Start

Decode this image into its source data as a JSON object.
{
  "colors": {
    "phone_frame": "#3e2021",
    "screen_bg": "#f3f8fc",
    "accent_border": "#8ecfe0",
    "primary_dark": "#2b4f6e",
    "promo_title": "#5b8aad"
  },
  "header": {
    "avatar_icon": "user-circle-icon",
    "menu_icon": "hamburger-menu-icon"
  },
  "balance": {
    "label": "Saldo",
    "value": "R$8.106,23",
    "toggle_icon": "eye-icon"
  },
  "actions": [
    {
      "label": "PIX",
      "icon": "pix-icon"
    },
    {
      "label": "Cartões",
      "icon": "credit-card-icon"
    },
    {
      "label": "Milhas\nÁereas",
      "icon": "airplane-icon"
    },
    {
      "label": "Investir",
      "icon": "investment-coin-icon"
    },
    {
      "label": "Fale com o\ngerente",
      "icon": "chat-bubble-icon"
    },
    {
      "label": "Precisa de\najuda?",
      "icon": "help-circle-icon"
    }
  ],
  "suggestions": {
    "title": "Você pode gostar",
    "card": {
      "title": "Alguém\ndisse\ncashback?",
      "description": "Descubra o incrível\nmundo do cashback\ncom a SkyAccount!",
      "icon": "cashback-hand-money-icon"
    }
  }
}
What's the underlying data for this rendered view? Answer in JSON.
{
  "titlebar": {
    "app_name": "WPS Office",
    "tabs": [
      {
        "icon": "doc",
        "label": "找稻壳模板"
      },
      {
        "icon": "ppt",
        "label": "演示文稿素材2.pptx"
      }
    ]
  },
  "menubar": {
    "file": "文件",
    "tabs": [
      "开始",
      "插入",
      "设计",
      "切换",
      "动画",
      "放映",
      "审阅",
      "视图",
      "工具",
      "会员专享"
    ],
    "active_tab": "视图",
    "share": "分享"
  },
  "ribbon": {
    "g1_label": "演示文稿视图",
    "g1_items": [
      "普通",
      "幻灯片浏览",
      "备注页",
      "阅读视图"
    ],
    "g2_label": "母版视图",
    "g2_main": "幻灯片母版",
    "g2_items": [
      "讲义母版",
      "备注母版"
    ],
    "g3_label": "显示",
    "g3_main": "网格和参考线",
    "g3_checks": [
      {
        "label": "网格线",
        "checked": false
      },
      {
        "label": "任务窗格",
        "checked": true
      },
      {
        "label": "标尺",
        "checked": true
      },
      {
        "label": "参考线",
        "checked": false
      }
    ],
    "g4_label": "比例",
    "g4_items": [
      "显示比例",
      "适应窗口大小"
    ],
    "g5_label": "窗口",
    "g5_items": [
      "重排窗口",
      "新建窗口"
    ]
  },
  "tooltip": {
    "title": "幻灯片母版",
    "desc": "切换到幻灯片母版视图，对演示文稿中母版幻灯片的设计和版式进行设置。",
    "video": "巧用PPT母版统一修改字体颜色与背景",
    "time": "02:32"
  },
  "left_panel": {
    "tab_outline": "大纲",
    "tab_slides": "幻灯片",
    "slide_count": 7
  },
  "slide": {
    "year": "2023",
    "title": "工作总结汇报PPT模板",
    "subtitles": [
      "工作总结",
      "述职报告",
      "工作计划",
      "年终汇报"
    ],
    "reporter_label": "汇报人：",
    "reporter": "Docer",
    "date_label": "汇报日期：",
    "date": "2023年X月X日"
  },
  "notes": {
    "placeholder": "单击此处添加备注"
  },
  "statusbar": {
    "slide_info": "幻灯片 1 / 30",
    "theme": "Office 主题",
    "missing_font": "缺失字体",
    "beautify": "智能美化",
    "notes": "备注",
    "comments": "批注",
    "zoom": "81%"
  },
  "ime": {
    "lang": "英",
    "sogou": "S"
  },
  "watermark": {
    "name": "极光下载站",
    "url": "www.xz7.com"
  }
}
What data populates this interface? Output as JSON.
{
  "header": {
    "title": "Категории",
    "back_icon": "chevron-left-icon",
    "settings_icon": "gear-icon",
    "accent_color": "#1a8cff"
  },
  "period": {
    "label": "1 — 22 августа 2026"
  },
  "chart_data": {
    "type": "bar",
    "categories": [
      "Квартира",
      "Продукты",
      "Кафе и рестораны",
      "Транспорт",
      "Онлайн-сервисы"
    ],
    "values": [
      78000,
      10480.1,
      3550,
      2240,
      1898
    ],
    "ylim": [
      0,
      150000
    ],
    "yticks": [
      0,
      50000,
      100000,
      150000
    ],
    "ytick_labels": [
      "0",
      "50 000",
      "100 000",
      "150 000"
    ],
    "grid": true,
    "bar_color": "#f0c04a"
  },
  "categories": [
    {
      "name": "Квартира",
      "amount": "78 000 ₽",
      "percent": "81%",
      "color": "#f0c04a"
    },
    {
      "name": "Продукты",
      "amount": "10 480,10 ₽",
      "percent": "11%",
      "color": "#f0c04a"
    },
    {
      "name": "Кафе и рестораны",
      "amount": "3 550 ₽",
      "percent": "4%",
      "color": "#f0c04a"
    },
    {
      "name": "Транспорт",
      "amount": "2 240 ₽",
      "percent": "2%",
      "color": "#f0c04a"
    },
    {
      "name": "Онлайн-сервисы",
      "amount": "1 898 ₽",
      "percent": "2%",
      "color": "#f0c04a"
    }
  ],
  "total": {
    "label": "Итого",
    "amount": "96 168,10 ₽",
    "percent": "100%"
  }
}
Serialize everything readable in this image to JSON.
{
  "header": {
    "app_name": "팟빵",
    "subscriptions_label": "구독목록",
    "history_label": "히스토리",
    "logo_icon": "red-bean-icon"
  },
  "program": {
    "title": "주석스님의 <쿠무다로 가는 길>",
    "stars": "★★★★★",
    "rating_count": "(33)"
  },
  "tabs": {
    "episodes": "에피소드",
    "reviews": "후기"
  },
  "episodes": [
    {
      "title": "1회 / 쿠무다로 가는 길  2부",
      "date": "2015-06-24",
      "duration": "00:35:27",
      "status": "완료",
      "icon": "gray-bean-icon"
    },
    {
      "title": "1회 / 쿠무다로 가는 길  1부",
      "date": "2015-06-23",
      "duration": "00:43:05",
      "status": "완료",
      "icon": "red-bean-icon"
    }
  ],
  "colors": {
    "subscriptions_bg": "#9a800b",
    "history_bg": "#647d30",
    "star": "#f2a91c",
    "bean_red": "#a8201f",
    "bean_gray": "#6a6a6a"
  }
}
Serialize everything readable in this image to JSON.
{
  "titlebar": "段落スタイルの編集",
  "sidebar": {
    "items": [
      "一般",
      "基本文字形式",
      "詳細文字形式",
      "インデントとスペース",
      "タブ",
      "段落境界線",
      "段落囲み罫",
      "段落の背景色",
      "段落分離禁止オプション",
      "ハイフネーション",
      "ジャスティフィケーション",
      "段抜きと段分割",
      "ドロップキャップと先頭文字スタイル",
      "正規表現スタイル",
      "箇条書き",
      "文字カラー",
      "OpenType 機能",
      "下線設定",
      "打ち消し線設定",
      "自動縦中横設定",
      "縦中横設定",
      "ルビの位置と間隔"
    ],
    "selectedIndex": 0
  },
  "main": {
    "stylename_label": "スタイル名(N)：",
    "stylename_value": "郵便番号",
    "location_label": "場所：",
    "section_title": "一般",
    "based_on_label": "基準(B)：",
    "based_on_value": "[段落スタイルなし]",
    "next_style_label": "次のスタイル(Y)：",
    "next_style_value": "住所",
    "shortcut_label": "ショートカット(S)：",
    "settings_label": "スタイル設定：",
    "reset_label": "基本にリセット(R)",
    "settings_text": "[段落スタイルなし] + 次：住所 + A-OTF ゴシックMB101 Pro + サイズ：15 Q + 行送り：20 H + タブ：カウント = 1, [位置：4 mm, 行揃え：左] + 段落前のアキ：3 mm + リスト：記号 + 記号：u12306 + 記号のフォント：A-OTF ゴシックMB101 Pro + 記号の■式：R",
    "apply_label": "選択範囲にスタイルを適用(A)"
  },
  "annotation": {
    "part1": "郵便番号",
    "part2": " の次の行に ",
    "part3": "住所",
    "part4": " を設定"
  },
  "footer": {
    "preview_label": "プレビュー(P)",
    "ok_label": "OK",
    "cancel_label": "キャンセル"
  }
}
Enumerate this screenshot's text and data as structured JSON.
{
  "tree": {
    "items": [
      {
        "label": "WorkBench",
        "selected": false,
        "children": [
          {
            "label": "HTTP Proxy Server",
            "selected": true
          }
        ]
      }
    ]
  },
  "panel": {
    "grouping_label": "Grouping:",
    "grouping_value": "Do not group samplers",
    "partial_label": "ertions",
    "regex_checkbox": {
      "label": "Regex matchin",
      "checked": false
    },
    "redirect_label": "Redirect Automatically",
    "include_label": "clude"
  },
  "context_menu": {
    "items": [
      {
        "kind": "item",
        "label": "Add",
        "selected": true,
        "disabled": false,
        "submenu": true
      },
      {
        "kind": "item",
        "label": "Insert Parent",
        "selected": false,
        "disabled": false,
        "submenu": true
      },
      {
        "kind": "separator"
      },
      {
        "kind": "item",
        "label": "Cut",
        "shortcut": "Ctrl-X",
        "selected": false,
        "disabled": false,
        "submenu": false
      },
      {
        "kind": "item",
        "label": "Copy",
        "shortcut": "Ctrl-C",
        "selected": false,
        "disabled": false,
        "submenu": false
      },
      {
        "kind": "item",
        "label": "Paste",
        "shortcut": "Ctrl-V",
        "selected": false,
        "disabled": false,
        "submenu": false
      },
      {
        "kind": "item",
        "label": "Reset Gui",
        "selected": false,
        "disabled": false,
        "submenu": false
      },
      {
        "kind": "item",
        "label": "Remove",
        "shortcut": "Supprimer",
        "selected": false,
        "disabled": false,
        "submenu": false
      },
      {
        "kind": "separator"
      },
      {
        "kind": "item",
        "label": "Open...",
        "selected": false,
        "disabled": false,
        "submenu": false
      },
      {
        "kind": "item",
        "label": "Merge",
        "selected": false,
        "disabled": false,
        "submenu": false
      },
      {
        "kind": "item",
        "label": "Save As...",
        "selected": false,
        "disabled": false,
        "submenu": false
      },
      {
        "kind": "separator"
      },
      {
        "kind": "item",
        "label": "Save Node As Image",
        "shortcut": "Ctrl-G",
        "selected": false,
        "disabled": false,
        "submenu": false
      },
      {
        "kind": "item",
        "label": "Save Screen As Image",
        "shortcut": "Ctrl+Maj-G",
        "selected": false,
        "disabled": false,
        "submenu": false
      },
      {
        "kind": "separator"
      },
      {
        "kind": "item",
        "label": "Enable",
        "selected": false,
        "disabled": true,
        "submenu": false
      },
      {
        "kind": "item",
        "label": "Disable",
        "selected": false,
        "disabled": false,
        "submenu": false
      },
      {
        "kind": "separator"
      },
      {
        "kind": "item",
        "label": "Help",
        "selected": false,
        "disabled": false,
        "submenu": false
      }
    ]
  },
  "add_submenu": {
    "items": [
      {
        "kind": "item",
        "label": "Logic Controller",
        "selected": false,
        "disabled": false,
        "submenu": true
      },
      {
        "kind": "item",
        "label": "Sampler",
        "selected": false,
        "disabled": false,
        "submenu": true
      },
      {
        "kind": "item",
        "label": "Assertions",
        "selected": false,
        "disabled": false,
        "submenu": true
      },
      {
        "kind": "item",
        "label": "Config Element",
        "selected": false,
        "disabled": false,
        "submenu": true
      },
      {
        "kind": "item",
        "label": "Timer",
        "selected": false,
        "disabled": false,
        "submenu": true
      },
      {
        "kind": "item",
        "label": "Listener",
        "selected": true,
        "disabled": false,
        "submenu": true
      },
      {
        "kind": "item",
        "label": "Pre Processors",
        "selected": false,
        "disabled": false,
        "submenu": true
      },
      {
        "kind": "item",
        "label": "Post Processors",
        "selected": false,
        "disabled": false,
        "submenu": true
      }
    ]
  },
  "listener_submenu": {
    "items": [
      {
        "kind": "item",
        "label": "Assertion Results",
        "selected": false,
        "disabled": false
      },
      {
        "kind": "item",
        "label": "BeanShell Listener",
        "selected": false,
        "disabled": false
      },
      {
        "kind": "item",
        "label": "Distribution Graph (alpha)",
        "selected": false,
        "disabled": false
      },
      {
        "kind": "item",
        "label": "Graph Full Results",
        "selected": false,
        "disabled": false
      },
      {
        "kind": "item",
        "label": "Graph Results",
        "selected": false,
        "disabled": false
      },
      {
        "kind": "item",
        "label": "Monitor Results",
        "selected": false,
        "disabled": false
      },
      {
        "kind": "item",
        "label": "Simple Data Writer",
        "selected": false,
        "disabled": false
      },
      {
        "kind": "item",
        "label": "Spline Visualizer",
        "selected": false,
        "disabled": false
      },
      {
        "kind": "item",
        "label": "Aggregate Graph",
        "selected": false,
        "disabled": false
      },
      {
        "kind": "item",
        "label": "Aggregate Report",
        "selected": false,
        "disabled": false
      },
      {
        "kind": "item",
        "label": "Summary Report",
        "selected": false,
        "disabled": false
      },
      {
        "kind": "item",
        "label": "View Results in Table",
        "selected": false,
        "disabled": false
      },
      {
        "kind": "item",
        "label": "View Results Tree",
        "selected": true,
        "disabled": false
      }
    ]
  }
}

End

INSTRUCTIONS FOR THE TASK
In the entries above, find every line holding the word "Results" and copy it out.

WRITTEN RESPONSE
        "label": "Assertion Results",
        "label": "Graph Full Results",
        "label": "Graph Results",
        "label": "Monitor Results",
        "label": "View Results in Table",
        "label": "View Results Tree",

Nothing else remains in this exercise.